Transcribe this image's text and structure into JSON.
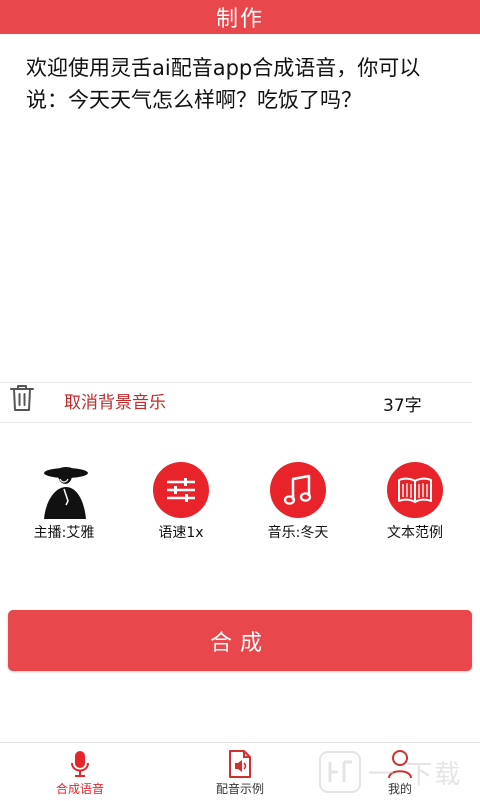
{
  "header": {
    "title": "制作"
  },
  "editor": {
    "text": "欢迎使用灵舌ai配音app合成语音，你可以说：今天天气怎么样啊？吃饭了吗？"
  },
  "toolbar": {
    "trash_icon": "trash-icon",
    "cancel_bg_music": "取消背景音乐",
    "char_count": "37字"
  },
  "options": [
    {
      "label": "主播:艾雅",
      "icon": "anchor-avatar-icon"
    },
    {
      "label": "语速1x",
      "icon": "sliders-icon"
    },
    {
      "label": "音乐:冬天",
      "icon": "music-note-icon"
    },
    {
      "label": "文本范例",
      "icon": "book-icon"
    }
  ],
  "synth_button": {
    "label": "合成"
  },
  "tabs": [
    {
      "label": "合成语音",
      "icon": "microphone-icon",
      "active": true
    },
    {
      "label": "配音示例",
      "icon": "audio-file-icon",
      "active": false
    },
    {
      "label": "我的",
      "icon": "user-icon",
      "active": false
    }
  ],
  "colors": {
    "accent": "#e8474c",
    "icon_red": "#e8232a",
    "cancel_text": "#c62828"
  }
}
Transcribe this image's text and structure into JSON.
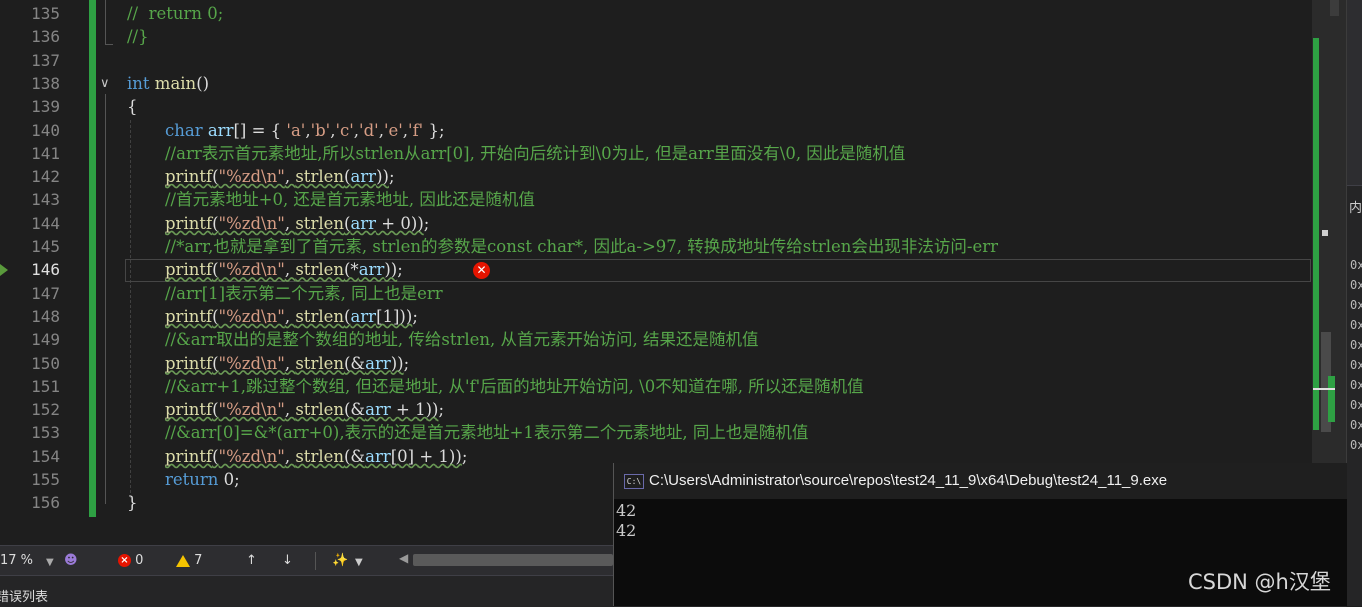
{
  "editor": {
    "lines": [
      {
        "num": "135",
        "parts": [
          {
            "c": "comment",
            "t": "//  return 0;"
          }
        ]
      },
      {
        "num": "136",
        "parts": [
          {
            "c": "comment",
            "t": "//}"
          }
        ]
      },
      {
        "num": "137",
        "parts": []
      },
      {
        "num": "138",
        "parts": [
          {
            "c": "kw",
            "t": "int"
          },
          {
            "c": "plain",
            "t": " "
          },
          {
            "c": "fn",
            "t": "main"
          },
          {
            "c": "plain",
            "t": "()"
          }
        ]
      },
      {
        "num": "139",
        "parts": [
          {
            "c": "plain",
            "t": "{"
          }
        ]
      },
      {
        "num": "140",
        "indent": true,
        "parts": [
          {
            "c": "kw",
            "t": "char"
          },
          {
            "c": "plain",
            "t": " "
          },
          {
            "c": "var",
            "t": "arr"
          },
          {
            "c": "plain",
            "t": "[] = { "
          },
          {
            "c": "str",
            "t": "'a'"
          },
          {
            "c": "plain",
            "t": ","
          },
          {
            "c": "str",
            "t": "'b'"
          },
          {
            "c": "plain",
            "t": ","
          },
          {
            "c": "str",
            "t": "'c'"
          },
          {
            "c": "plain",
            "t": ","
          },
          {
            "c": "str",
            "t": "'d'"
          },
          {
            "c": "plain",
            "t": ","
          },
          {
            "c": "str",
            "t": "'e'"
          },
          {
            "c": "plain",
            "t": ","
          },
          {
            "c": "str",
            "t": "'f'"
          },
          {
            "c": "plain",
            "t": " };"
          }
        ]
      },
      {
        "num": "141",
        "indent": true,
        "parts": [
          {
            "c": "comment",
            "t": "//arr表示首元素地址,所以strlen从arr[0], 开始向后统计到\\0为止, 但是arr里面没有\\0, 因此是随机值"
          }
        ]
      },
      {
        "num": "142",
        "indent": true,
        "parts": [
          {
            "c": "fn squig",
            "t": "printf"
          },
          {
            "c": "plain squig",
            "t": "("
          },
          {
            "c": "str squig",
            "t": "\"%zd\\n\""
          },
          {
            "c": "plain squig",
            "t": ", "
          },
          {
            "c": "fn squig",
            "t": "strlen"
          },
          {
            "c": "plain squig",
            "t": "("
          },
          {
            "c": "var squig",
            "t": "arr"
          },
          {
            "c": "plain squig",
            "t": "))"
          },
          {
            "c": "plain",
            "t": ";"
          }
        ]
      },
      {
        "num": "143",
        "indent": true,
        "parts": [
          {
            "c": "comment",
            "t": "//首元素地址+0, 还是首元素地址, 因此还是随机值"
          }
        ]
      },
      {
        "num": "144",
        "indent": true,
        "parts": [
          {
            "c": "fn squig",
            "t": "printf"
          },
          {
            "c": "plain squig",
            "t": "("
          },
          {
            "c": "str squig",
            "t": "\"%zd\\n\""
          },
          {
            "c": "plain squig",
            "t": ", "
          },
          {
            "c": "fn squig",
            "t": "strlen"
          },
          {
            "c": "plain squig",
            "t": "("
          },
          {
            "c": "var squig",
            "t": "arr"
          },
          {
            "c": "plain squig",
            "t": " + 0))"
          },
          {
            "c": "plain",
            "t": ";"
          }
        ]
      },
      {
        "num": "145",
        "indent": true,
        "parts": [
          {
            "c": "comment",
            "t": "//*arr,也就是拿到了首元素, strlen的参数是const char*, 因此a->97, 转换成地址传给strlen会出现非法访问-err"
          }
        ]
      },
      {
        "num": "146",
        "indent": true,
        "active": true,
        "parts": [
          {
            "c": "fn squig",
            "t": "printf"
          },
          {
            "c": "plain squig",
            "t": "("
          },
          {
            "c": "str squig",
            "t": "\"%zd\\n\""
          },
          {
            "c": "plain squig",
            "t": ", "
          },
          {
            "c": "fn squig",
            "t": "strlen"
          },
          {
            "c": "plain squig",
            "t": "(*"
          },
          {
            "c": "var squig",
            "t": "arr"
          },
          {
            "c": "plain squig",
            "t": "))"
          },
          {
            "c": "plain",
            "t": ";"
          }
        ]
      },
      {
        "num": "147",
        "indent": true,
        "parts": [
          {
            "c": "comment",
            "t": "//arr[1]表示第二个元素, 同上也是err"
          }
        ]
      },
      {
        "num": "148",
        "indent": true,
        "parts": [
          {
            "c": "fn squig",
            "t": "printf"
          },
          {
            "c": "plain squig",
            "t": "("
          },
          {
            "c": "str squig",
            "t": "\"%zd\\n\""
          },
          {
            "c": "plain squig",
            "t": ", "
          },
          {
            "c": "fn squig",
            "t": "strlen"
          },
          {
            "c": "plain squig",
            "t": "("
          },
          {
            "c": "var squig",
            "t": "arr"
          },
          {
            "c": "plain squig",
            "t": "[1]))"
          },
          {
            "c": "plain",
            "t": ";"
          }
        ]
      },
      {
        "num": "149",
        "indent": true,
        "parts": [
          {
            "c": "comment",
            "t": "//&arr取出的是整个数组的地址, 传给strlen, 从首元素开始访问, 结果还是随机值"
          }
        ]
      },
      {
        "num": "150",
        "indent": true,
        "parts": [
          {
            "c": "fn squig",
            "t": "printf"
          },
          {
            "c": "plain squig",
            "t": "("
          },
          {
            "c": "str squig",
            "t": "\"%zd\\n\""
          },
          {
            "c": "plain squig",
            "t": ", "
          },
          {
            "c": "fn squig",
            "t": "strlen"
          },
          {
            "c": "plain squig",
            "t": "(&"
          },
          {
            "c": "var squig",
            "t": "arr"
          },
          {
            "c": "plain squig",
            "t": "))"
          },
          {
            "c": "plain",
            "t": ";"
          }
        ]
      },
      {
        "num": "151",
        "indent": true,
        "parts": [
          {
            "c": "comment",
            "t": "//&arr+1,跳过整个数组, 但还是地址, 从'f'后面的地址开始访问, \\0不知道在哪, 所以还是随机值"
          }
        ]
      },
      {
        "num": "152",
        "indent": true,
        "parts": [
          {
            "c": "fn squig",
            "t": "printf"
          },
          {
            "c": "plain squig",
            "t": "("
          },
          {
            "c": "str squig",
            "t": "\"%zd\\n\""
          },
          {
            "c": "plain squig",
            "t": ", "
          },
          {
            "c": "fn squig",
            "t": "strlen"
          },
          {
            "c": "plain squig",
            "t": "(&"
          },
          {
            "c": "var squig",
            "t": "arr"
          },
          {
            "c": "plain squig",
            "t": " + 1))"
          },
          {
            "c": "plain",
            "t": ";"
          }
        ]
      },
      {
        "num": "153",
        "indent": true,
        "parts": [
          {
            "c": "comment",
            "t": "//&arr[0]=&*(arr+0),表示的还是首元素地址+1表示第二个元素地址, 同上也是随机值"
          }
        ]
      },
      {
        "num": "154",
        "indent": true,
        "parts": [
          {
            "c": "fn squig",
            "t": "printf"
          },
          {
            "c": "plain squig",
            "t": "("
          },
          {
            "c": "str squig",
            "t": "\"%zd\\n\""
          },
          {
            "c": "plain squig",
            "t": ", "
          },
          {
            "c": "fn squig",
            "t": "strlen"
          },
          {
            "c": "plain squig",
            "t": "(&"
          },
          {
            "c": "var squig",
            "t": "arr"
          },
          {
            "c": "plain squig",
            "t": "[0] + 1))"
          },
          {
            "c": "plain",
            "t": ";"
          }
        ]
      },
      {
        "num": "155",
        "indent": true,
        "parts": [
          {
            "c": "kw",
            "t": "return"
          },
          {
            "c": "plain",
            "t": " 0;"
          }
        ]
      },
      {
        "num": "156",
        "parts": [
          {
            "c": "plain",
            "t": "}"
          }
        ]
      }
    ],
    "error_glyph": "✕"
  },
  "statusbar": {
    "zoom": "17 %",
    "errors": "0",
    "warnings": "7",
    "up_arrow": "↑",
    "down_arrow": "↓"
  },
  "bottombar": {
    "label": "错误列表"
  },
  "right_panel": {
    "tab": "内",
    "hex_prefix": "0x"
  },
  "console": {
    "icon": "C:\\",
    "title": "C:\\Users\\Administrator\\source\\repos\\test24_11_9\\x64\\Debug\\test24_11_9.exe",
    "output": [
      "42",
      "42"
    ]
  },
  "watermark": "CSDN @h汉堡"
}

——————

> What you should do: Copy out every line where the word "active" occurs.

> Solved problem:
      "active": true
      "active": false
      "active": false
        "active": true,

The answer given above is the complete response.